=== Texto fornecido ===
Falando ainda na figura feminina, é impossível também não mencionar Maria Madalena, a suposta esposa de Jesus. Que existem controvérsias quanto ao seu papel na Igreja Primitiva, isso não há dúvida. Um excelente documentário do Discovery Channel já destacou a forte possibilidade de Maria Madalena ter tido um papel sacerdotal no início da Igreja, fato abafado pelo resultado de uma suposta disputa política dela com Pedro, que afinal se tornaria o primeiro papa. No entanto, não é levantada a possibilidade de ela ter sido amante, namorada ou esposa de Jesus, muito menos de estar grávida de seu filho quando Ele morreu crucificado. Tais teorias conspiratórias são bastante conflitantes, com algumas que desmentem a história tradicionalmente aceita, enquanto outras apenas enriquecem detalhes dos Evangelhos oficiais.

Detalhista, o escritor também vê símbolos vaginais em toda parte, numa desenfreada e por vezes paranóica busca por sinais que validem suas teorias sobre o papel do sagrado feminino. Sobre isso, basta lembrar a opinião do criador da psicanálise Sigmund Freud. Certa vez, quando questionado sobre o simbolismo fálico do charuto que fumava, ele declarou que Às vezes, um charuto é só um charuto.

Em seu livro, Dan Brown também faz uma gama de associações que parecem brilhantes e reveladoras, mas que são apoiadas em suas crenças, em fontes nem sempre confiáveis e em uma enraizada ideologia contra a origem do catolicismo, apesar de seu aparente respeito pelo papel atual da Igreja.
===
» Objetivos
- 1) Reproduza fielmente o trecho do texto sobre Maria Madalena que começa em "Falando ainda na" e prossegue até "dos Evangelhos oficiais.".
- 2) Conforme o texto sobre Maria Madalena, o que Sigmund Freud declarou quando foi questionado sobre o simbolismo fálico do charuto que fumava?
- 3) Dê prosseguimento ao texto sobre Maria Madalena a partir do ponto em que ele termina.
O material apresentado em seguida constitui conteúdo à parte, sem relação com o texto.
=== Material apresentado ===
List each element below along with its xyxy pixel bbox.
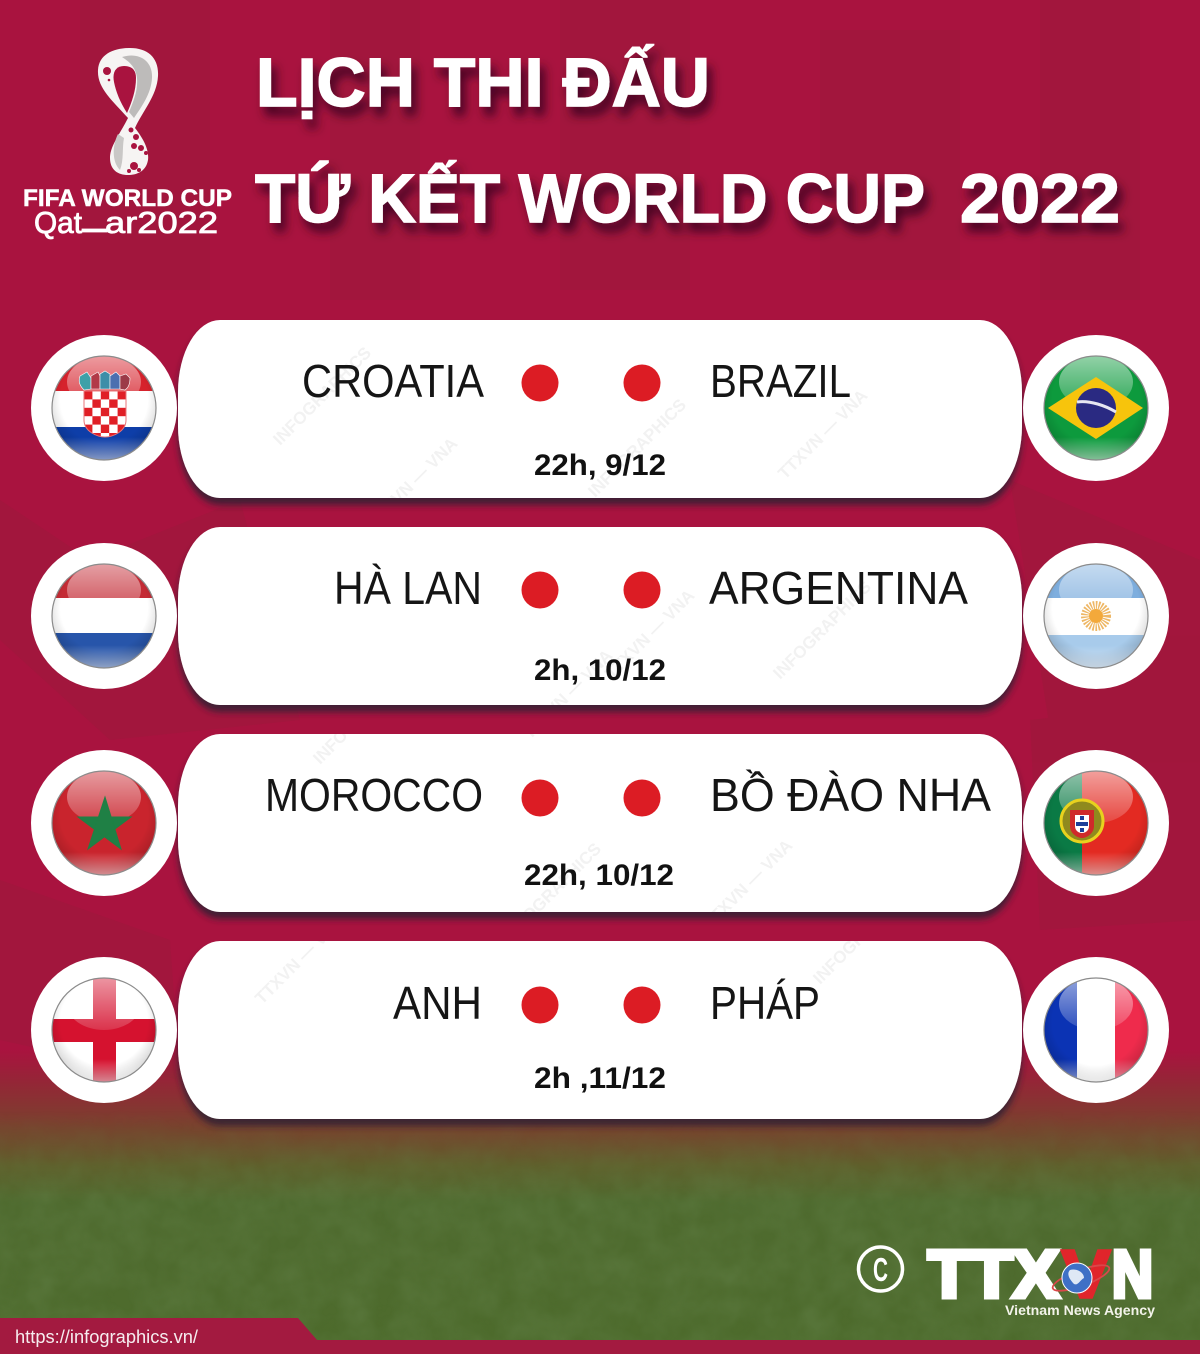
card watermarks: TTXVN — VNA [699,836,796,933]
team name: France: PHÁP [710,977,820,1029]
flag badge: France [1023,957,1169,1103]
card watermarks [254,941,860,1002]
card panel [178,734,1022,912]
card watermarks: TTXVN — VNA [251,911,348,1008]
flag badge: Brazil [1023,335,1169,481]
logo wordmark: FIFA WORLD CUP: FIFA WORLD CUP [23,185,232,212]
logo globe and orbit [1050,1260,1112,1296]
match rows [178,320,1022,1119]
card watermarks: TTXVN — VNA [519,646,616,743]
card panel [178,320,1022,498]
team name: Croatia: CROATIA [302,355,484,407]
card watermarks: TTXVN — VNA [519,646,616,743]
card watermarks: TTXVN — VNA [364,434,461,531]
card watermarks: INFOGRAPHICS [769,577,875,683]
logo letters TTX: TTX [928,1237,1059,1312]
score dot left [522,364,558,402]
agency logo: TTXVN Vietnam News Agency [928,1237,1156,1318]
logo tagline: Vietnam News Agency [1005,1303,1156,1318]
kickoff time: 22h, 9/12 [534,449,666,482]
logo emblem: figure-eight ribbon [98,48,158,175]
match card: Croatia vs Brazil [178,320,1022,531]
card watermarks: INFOGRAPHICS [499,839,605,945]
team name: England: ANH [393,977,482,1029]
team name: Argentina: ARGENTINA [709,562,968,614]
score dot right [624,780,660,816]
logo wordmark: Qatar2022: ar2022 [105,205,218,240]
score dot right [624,364,660,402]
background: grass pitch fading in at the bottom [0,1050,1200,1354]
card watermarks: INFOGRAPHICS [499,839,605,945]
kickoff time: 2h ,11/12 [534,1062,666,1095]
logo letter V: V [1062,1237,1110,1312]
flag badge: Morocco [31,750,177,896]
score dot left [522,986,558,1024]
logo wordmark: Qatar2022: Qat [34,205,82,240]
card watermarks [272,348,868,498]
flag badge: Portugal [1023,750,1169,896]
team name: Portugal: BỒ ĐÀO NHA [710,769,991,821]
footer bar with tab [0,1318,1200,1354]
logo: FIFA World Cup Qatar 2022 [23,48,232,240]
copyright symbol [858,1247,902,1291]
logo wordmark: Qatar2022 [34,205,218,240]
card panel [178,527,1022,705]
footer URL: https://infographics.vn/ [15,1327,198,1347]
kickoff time: 2h, 10/12 [534,654,666,687]
title [255,44,1120,237]
card watermarks [312,734,793,912]
card watermarks: INFOGRAPHICS [584,395,690,501]
flag badge: Netherlands [31,543,177,689]
copyright symbol: C [873,1251,888,1288]
match card: England vs France [173,941,1027,1130]
title line 1: LỊCH THI ĐẤU [256,44,710,121]
score dot right [624,986,660,1024]
title line 2: 2022 [960,160,1120,237]
card watermarks: INFOGRAPHICS [309,662,415,768]
card watermarks: INFOGRAPHICS [269,343,375,449]
score dot left [522,572,558,608]
score dot right [624,572,660,608]
card watermarks: TTXVN — VNA [601,586,698,683]
match card: Morocco vs Portugal [173,734,1027,924]
flag badge: Argentina [1023,543,1169,689]
kickoff time: 22h, 10/12 [524,859,674,892]
card watermarks: INFOGRAPHICS [809,882,915,988]
flag badge: Croatia [31,335,177,481]
team name: Morocco: MOROCCO [265,769,483,821]
title line 2: TỨ KẾT WORLD CUP [255,160,925,237]
card panel [178,941,1022,1119]
match card: Netherlands vs Argentina [173,527,1027,717]
team name: Brazil: BRAZIL [710,355,851,407]
card watermarks: TTXVN — VNA [364,434,461,531]
score dot left [522,780,558,816]
team name: Netherlands: HÀ LAN [334,562,482,614]
card watermarks [364,434,875,743]
flag badge: England [31,957,177,1103]
logo letter N: N [1112,1237,1153,1312]
card watermarks: TTXVN — VNA [774,386,871,483]
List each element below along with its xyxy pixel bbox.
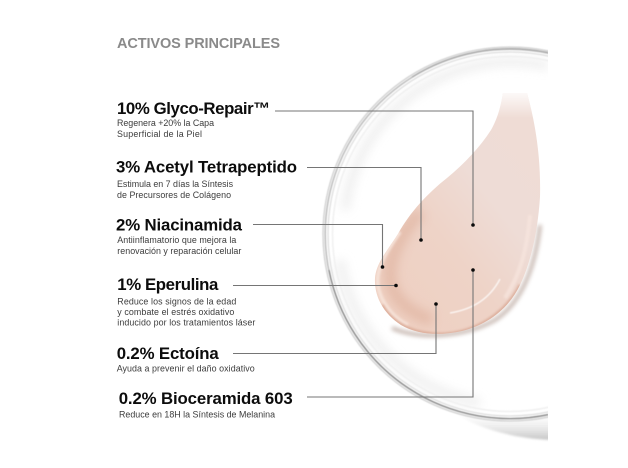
callout: 10% Glyco-Repair: Regenera +20% la Capa bbox=[117, 118, 214, 128]
callout: 3% Acetyl Tetrapeptido: Estimula en 7 días la Síntesis bbox=[117, 179, 234, 189]
callout: 0.2% Bioceramida 603: 0.2% Bioceramida 603 bbox=[119, 389, 293, 408]
callout: 3% Acetyl Tetrapeptido: 3% Acetyl Tetrapeptido bbox=[116, 158, 297, 177]
callout: 2% Niacinamida: Antiinflamatorio que mejora la bbox=[117, 235, 236, 245]
callout: 0.2% Ectoína: 0.2% Ectoína bbox=[117, 344, 219, 363]
cream soft shadow bbox=[392, 225, 540, 335]
callout: 2% Niacinamida: renovación y reparación celular bbox=[117, 246, 241, 256]
callout: 10% Glyco-Repair: Superficial de la Piel bbox=[117, 129, 202, 139]
callout: 1% Eperulina: 1% Eperulina bbox=[117, 275, 219, 294]
callout: 1% Eperulina: Reduce los signos de la edad bbox=[117, 296, 236, 306]
callout: 2% Niacinamida bbox=[116, 216, 384, 269]
callout: 3% Acetyl Tetrapeptido: de Precursores de Colágeno bbox=[117, 190, 231, 200]
callout: 1% Eperulina bbox=[117, 275, 398, 328]
cream swatch bbox=[375, 88, 540, 335]
callout: 10% Glyco-Repair: 10% Glyco-Repair™ bbox=[117, 99, 270, 118]
callout: 0.2% Ectoína bbox=[117, 302, 438, 374]
petri dish bbox=[322, 46, 548, 441]
title: ACTIVOS PRINCIPALES bbox=[117, 36, 280, 52]
callout: 3% Acetyl Tetrapeptido bbox=[116, 158, 423, 242]
callout: 1% Eperulina: inducido por los tratamientos láser bbox=[117, 318, 255, 328]
callout: 0.2% Bioceramida 603 bbox=[119, 268, 475, 420]
dish cast shadow bbox=[475, 421, 548, 441]
callout: 0.2% Ectoína: Ayuda a prevenir el daño oxidativo bbox=[117, 364, 255, 374]
callout: 2% Niacinamida: 2% Niacinamida bbox=[116, 216, 243, 235]
callout: 1% Eperulina: y combate el estrés oxidativo bbox=[117, 307, 234, 317]
callout: 0.2% Bioceramida 603: Reduce en 18H la Síntesis de Melanina bbox=[119, 410, 275, 420]
callout: 10% Glyco-Repair bbox=[117, 99, 475, 227]
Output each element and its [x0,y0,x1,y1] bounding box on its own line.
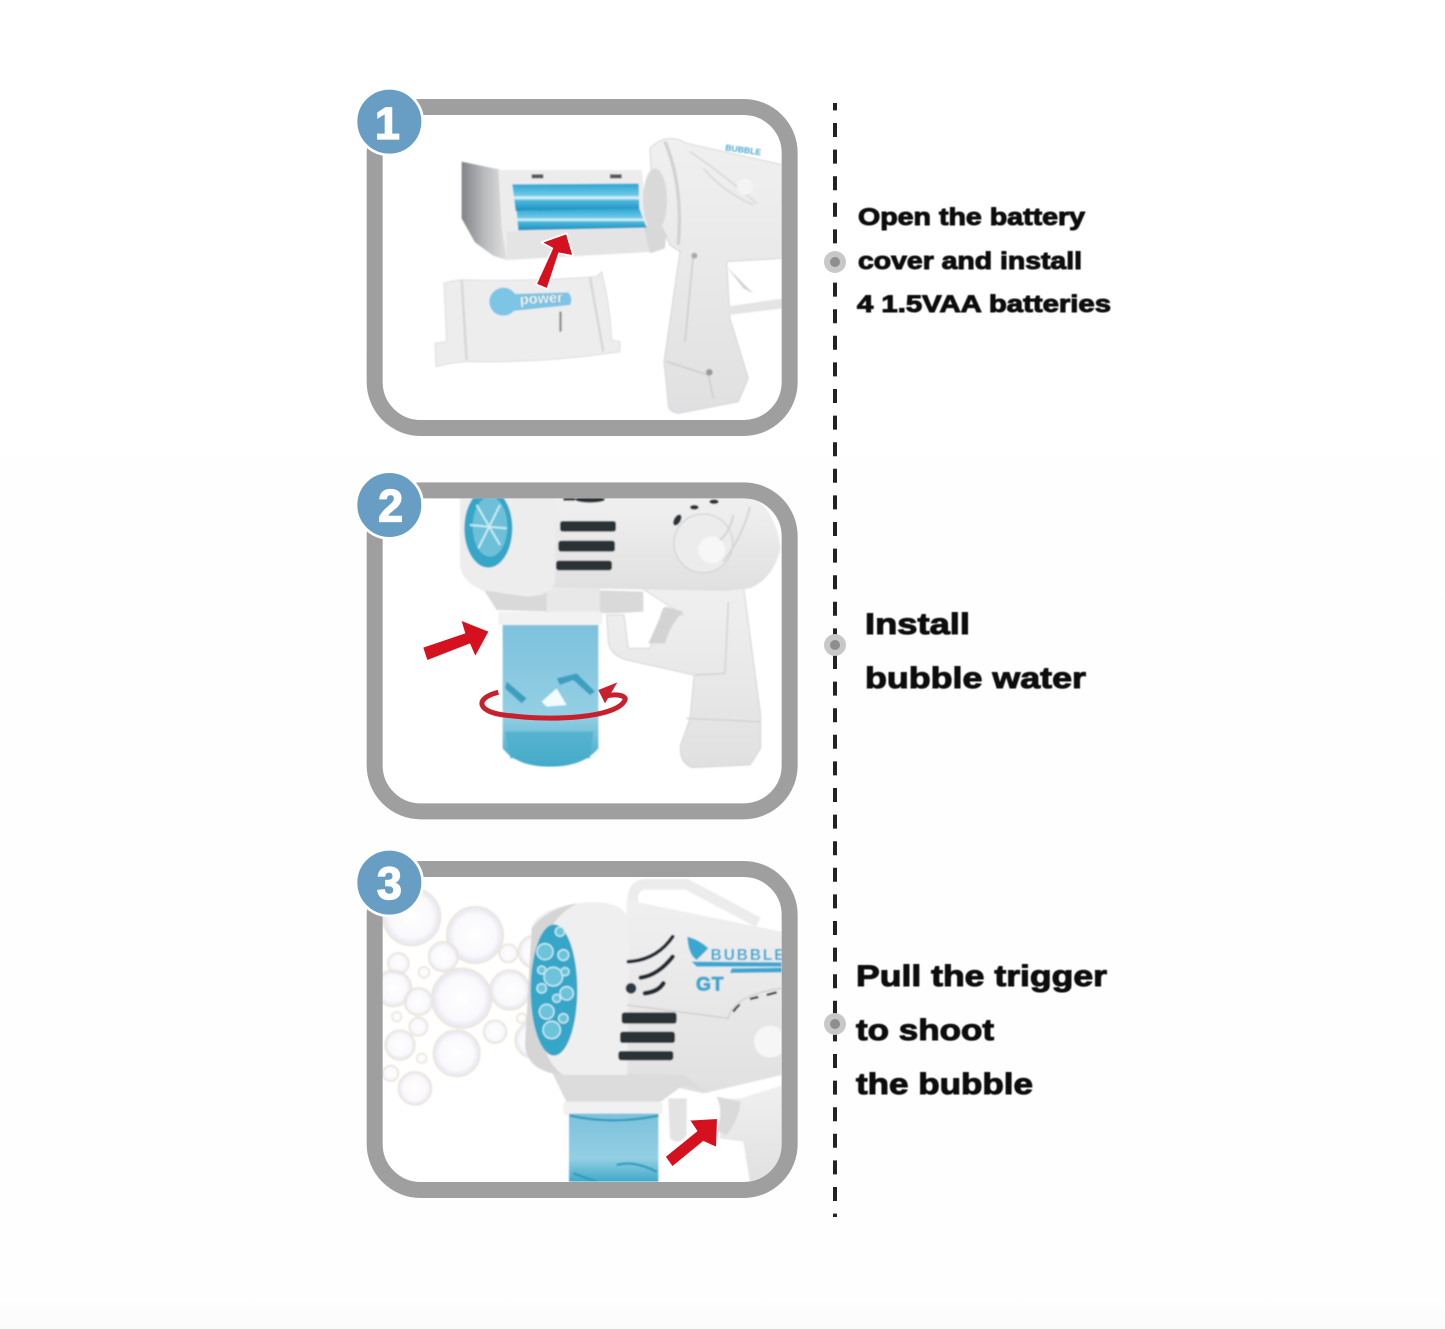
===
» Em resposta
- 1)
Falando ainda na figura feminina, é impossível também não mencionar Maria Madalena, a suposta esposa de Jesus. Que existem controvérsias quanto ao seu papel na Igreja Primitiva, isso não há dúvida. Um excelente documentário do Discovery Channel já destacou a forte possibilidade de Maria Madalena ter tido um papel sacerdotal no início da Igreja, fato abafado pelo resultado de uma suposta disputa política dela com Pedro, que afinal se tornaria o primeiro papa. No entanto, não é levantada a possibilidade de ela ter sido amante, namorada ou esposa de Jesus, muito menos de estar grávida de seu filho quando Ele morreu crucificado. Tais teorias conspiratórias são bastante conflitantes, com algumas que desmentem a história tradicionalmente aceita, enquanto outras apenas enriquecem detalhes dos Evangelhos oficiais.

- 2) Declarou que, às vezes, um charuto é só um charuto.

- 3)
Sem conhecer os fatos, milhões de leitores elegeram-no seu guru. A situação lembra a trajetória de JJ Benítez, que escreveu a série de romances Operação Cavalo de Tróia, na qual um experimento de viagem no tempo à época de Cristo traz relatos supostamente verídicos sobre o fundador da fé cristã. Até hoje, muita gente acredita piamente que essa viagem numa máquina do tempo existiu de fato e foi acobertada pelos militares e pela Igreja.

Com tudo isso, o universo ficcional de Brown deve ser visto como uma dimensão paralela, onde liberdades criativas foram tomadas ao se apresentar relatos históricos. Assim, pode-se voltar a apreciar O código Da Vinci exatamente pelo que ele é: um livro de ficção e aventura mediano, muito longe de ser um novo tratado para se entender a história humana.

A obra original

O código Da Vinci

Autor: Dan Brown

475 páginas
Ed. Sextante (compre aqui)

Para debater o Código

Decodificando Da Vinci

Autora: Amy Welborn

136 páginas
Ed. Cultrix
(compre aqui)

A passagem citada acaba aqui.